** begin Provided data **

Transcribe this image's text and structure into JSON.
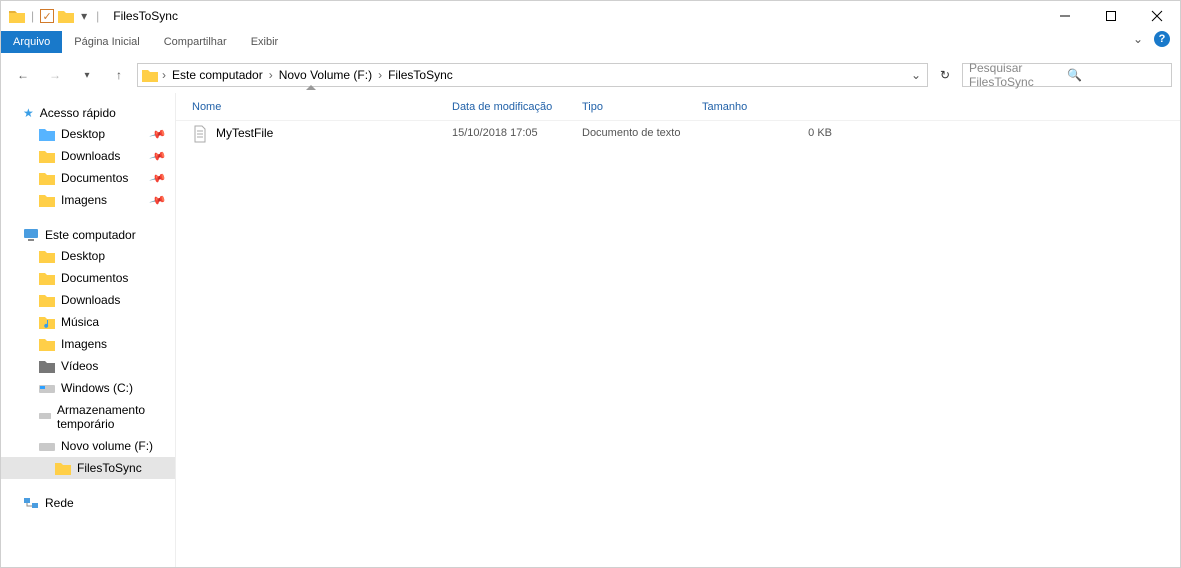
{
  "window": {
    "title": "FilesToSync"
  },
  "ribbon": {
    "file": "Arquivo",
    "home": "Página Inicial",
    "share": "Compartilhar",
    "view": "Exibir"
  },
  "breadcrumb": {
    "root": "Este computador",
    "drive": "Novo Volume (F:)",
    "folder": "FilesToSync"
  },
  "search": {
    "placeholder": "Pesquisar FilesToSync"
  },
  "columns": {
    "name": "Nome",
    "date": "Data de modificação",
    "type": "Tipo",
    "size": "Tamanho"
  },
  "files": [
    {
      "name": "MyTestFile",
      "date": "15/10/2018 17:05",
      "type": "Documento de texto",
      "size": "0 KB"
    }
  ],
  "sidebar": {
    "quick": "Acesso rápido",
    "desktop": "Desktop",
    "downloads": "Downloads",
    "documents": "Documentos",
    "images": "Imagens",
    "thispc": "Este computador",
    "music": "Música",
    "videos": "Vídeos",
    "windows_c": "Windows (C:)",
    "temp_storage": "Armazenamento temporário",
    "new_volume": "Novo volume (F:)",
    "files_to_sync": "FilesToSync",
    "network": "Rede"
  }
}
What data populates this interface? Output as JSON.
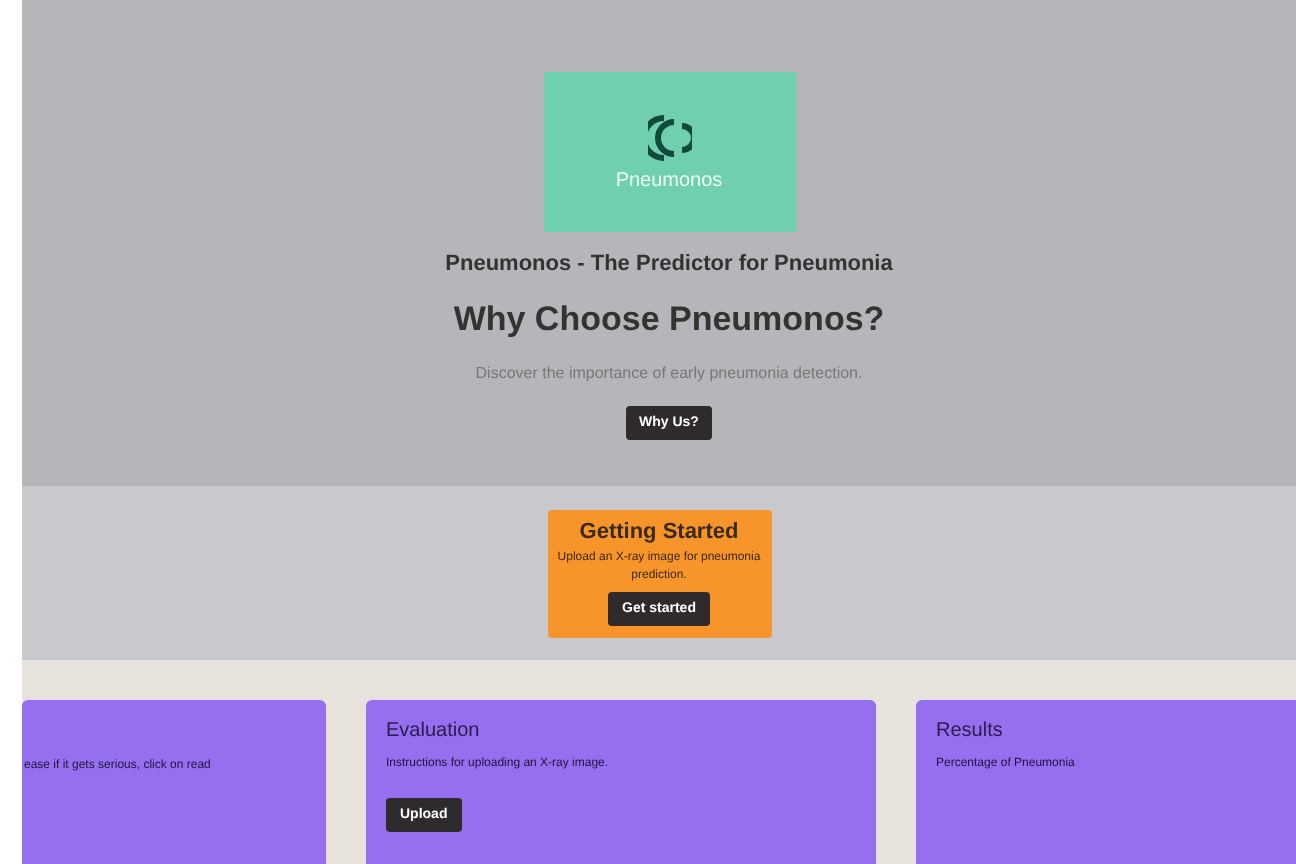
{
  "hero": {
    "logo_text": "Pneumonos",
    "tagline": "Pneumonos - The Predictor for Pneumonia",
    "heading": "Why Choose Pneumonos?",
    "subtext": "Discover the importance of early pneumonia detection.",
    "button": "Why Us?"
  },
  "getting_started": {
    "title": "Getting Started",
    "text": "Upload an X-ray image for pneumonia prediction.",
    "button": "Get started"
  },
  "cards": [
    {
      "text": "ease if it gets serious, click on read"
    },
    {
      "title": "Evaluation",
      "text": "Instructions for uploading an X-ray image.",
      "button": "Upload"
    },
    {
      "title": "Results",
      "text": "Percentage of Pneumonia"
    }
  ]
}
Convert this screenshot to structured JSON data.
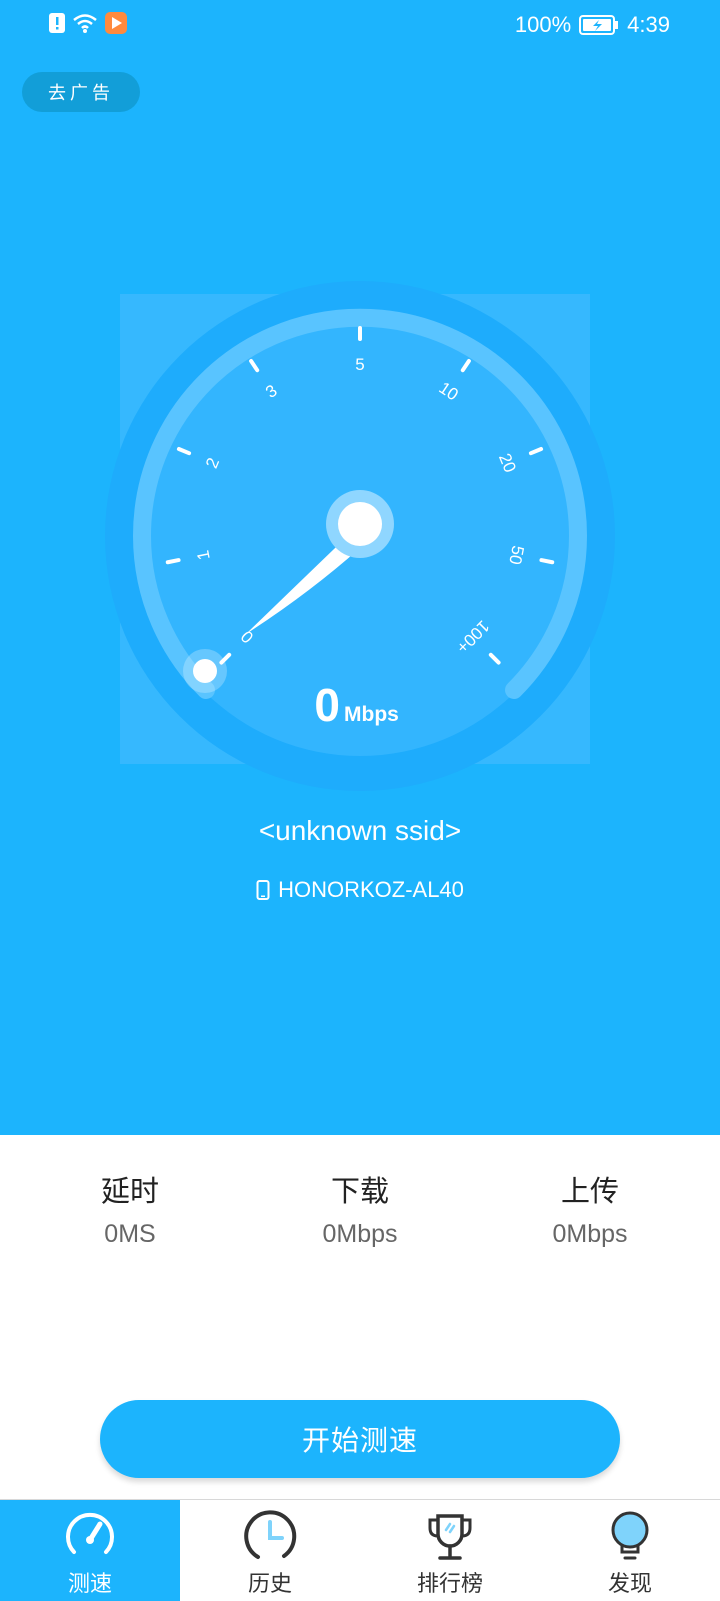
{
  "status_bar": {
    "battery": "100%",
    "time": "4:39"
  },
  "ad_button": {
    "label": "去广告"
  },
  "gauge": {
    "speed_value": "0",
    "speed_unit": "Mbps",
    "scale_labels": [
      "0",
      "1",
      "2",
      "3",
      "5",
      "10",
      "20",
      "50",
      "100+"
    ],
    "current_speed": 0
  },
  "network": {
    "ssid": "<unknown ssid>",
    "device": "HONORKOZ-AL40"
  },
  "stats": [
    {
      "label": "延时",
      "value": "0MS"
    },
    {
      "label": "下载",
      "value": "0Mbps"
    },
    {
      "label": "上传",
      "value": "0Mbps"
    }
  ],
  "start_button": {
    "label": "开始测速"
  },
  "tabs": [
    {
      "label": "测速",
      "icon": "speedometer-icon",
      "active": true
    },
    {
      "label": "历史",
      "icon": "clock-icon",
      "active": false
    },
    {
      "label": "排行榜",
      "icon": "trophy-icon",
      "active": false
    },
    {
      "label": "发现",
      "icon": "lightbulb-icon",
      "active": false
    }
  ],
  "colors": {
    "primary": "#1cb4fd",
    "white": "#ffffff"
  }
}
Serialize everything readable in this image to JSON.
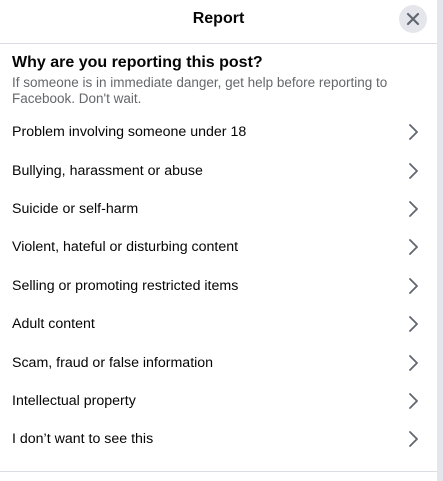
{
  "dialog": {
    "title": "Report",
    "close_icon": "close-icon"
  },
  "intro": {
    "heading": "Why are you reporting this post?",
    "text": "If someone is in immediate danger, get help before reporting to Facebook. Don't wait."
  },
  "reasons": [
    {
      "label": "Problem involving someone under 18",
      "icon": "chevron-right-icon"
    },
    {
      "label": "Bullying, harassment or abuse",
      "icon": "chevron-right-icon"
    },
    {
      "label": "Suicide or self-harm",
      "icon": "chevron-right-icon"
    },
    {
      "label": "Violent, hateful or disturbing content",
      "icon": "chevron-right-icon"
    },
    {
      "label": "Selling or promoting restricted items",
      "icon": "chevron-right-icon"
    },
    {
      "label": "Adult content",
      "icon": "chevron-right-icon"
    },
    {
      "label": "Scam, fraud or false information",
      "icon": "chevron-right-icon"
    },
    {
      "label": "Intellectual property",
      "icon": "chevron-right-icon"
    },
    {
      "label": "I don’t want to see this",
      "icon": "chevron-right-icon"
    }
  ],
  "colors": {
    "primary_text": "#050505",
    "secondary_text": "#65676b",
    "close_button_bg": "#e4e6eb",
    "divider": "#dadde1"
  }
}
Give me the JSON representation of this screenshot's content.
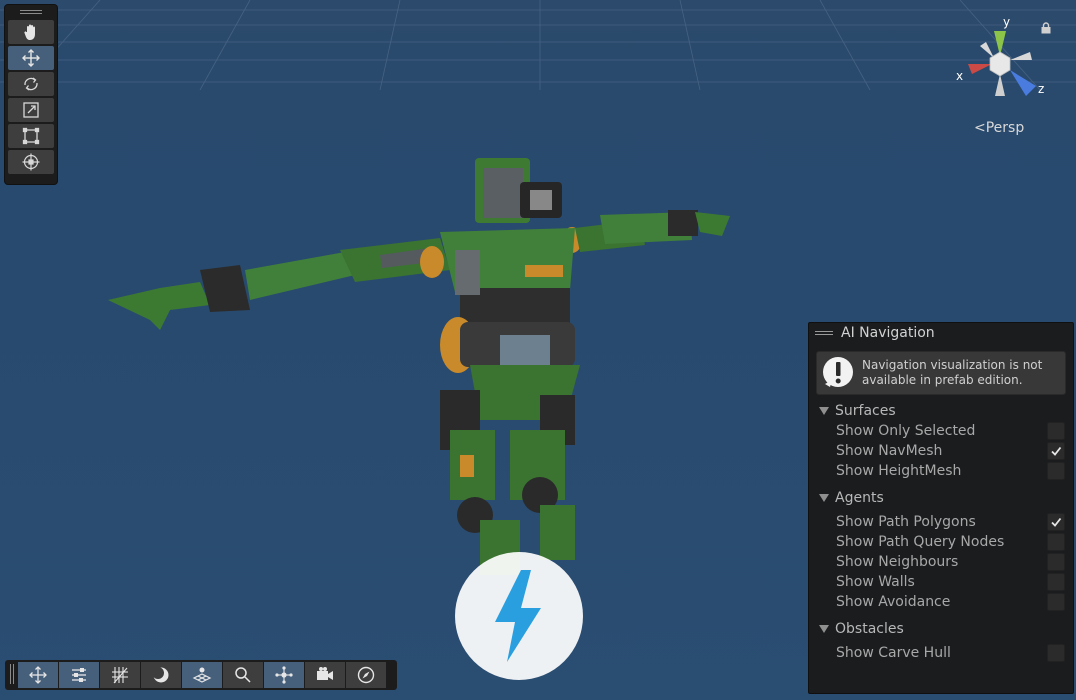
{
  "scene": {
    "persp_label": "Persp",
    "axis_labels": {
      "x": "x",
      "y": "y",
      "z": "z"
    },
    "colors": {
      "x_axis": "#cc4a45",
      "y_axis": "#8cc44a",
      "z_axis": "#4a7ce0",
      "background": "#284a6e",
      "robot_green": "#3f7a33"
    }
  },
  "tools": [
    {
      "name": "hand-tool",
      "icon": "hand-icon",
      "active": false
    },
    {
      "name": "move-tool",
      "icon": "move-icon",
      "active": true
    },
    {
      "name": "rotate-tool",
      "icon": "rotate-icon",
      "active": false
    },
    {
      "name": "scale-tool",
      "icon": "scale-icon",
      "active": false
    },
    {
      "name": "rect-tool",
      "icon": "rect-icon",
      "active": false
    },
    {
      "name": "transform-tool",
      "icon": "transform-icon",
      "active": false
    }
  ],
  "overlays": [
    {
      "name": "move-overlay",
      "icon": "move-icon",
      "active": true
    },
    {
      "name": "settings-overlay",
      "icon": "sliders-icon",
      "active": true
    },
    {
      "name": "grid-overlay",
      "icon": "grid-icon",
      "active": false
    },
    {
      "name": "lighting-overlay",
      "icon": "moon-icon",
      "active": false
    },
    {
      "name": "navmesh-overlay",
      "icon": "navmesh-icon",
      "active": true
    },
    {
      "name": "search-overlay",
      "icon": "search-icon",
      "active": false
    },
    {
      "name": "nodes-overlay",
      "icon": "nodes-icon",
      "active": true
    },
    {
      "name": "camera-overlay",
      "icon": "camera-icon",
      "active": false
    },
    {
      "name": "compass-overlay",
      "icon": "compass-icon",
      "active": false
    }
  ],
  "ai_navigation": {
    "title": "AI Navigation",
    "message": "Navigation visualization is not available in prefab edition.",
    "sections": [
      {
        "title": "Surfaces",
        "items": [
          {
            "label": "Show Only Selected",
            "checked": false
          },
          {
            "label": "Show NavMesh",
            "checked": true
          },
          {
            "label": "Show HeightMesh",
            "checked": false
          }
        ]
      },
      {
        "title": "Agents",
        "items": [
          {
            "label": "Show Path Polygons",
            "checked": true
          },
          {
            "label": "Show Path Query Nodes",
            "checked": false
          },
          {
            "label": "Show Neighbours",
            "checked": false
          },
          {
            "label": "Show Walls",
            "checked": false
          },
          {
            "label": "Show Avoidance",
            "checked": false
          }
        ]
      },
      {
        "title": "Obstacles",
        "items": [
          {
            "label": "Show Carve Hull",
            "checked": false
          }
        ]
      }
    ]
  }
}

** end Provided data **

**Given exercise**
Return every line holding the word "someone" from the records.

**Answer to this problem**
    "text": "If someone is in immediate danger, get help before reporting to Facebook. Don't wait."
      "label": "Problem involving someone under 18",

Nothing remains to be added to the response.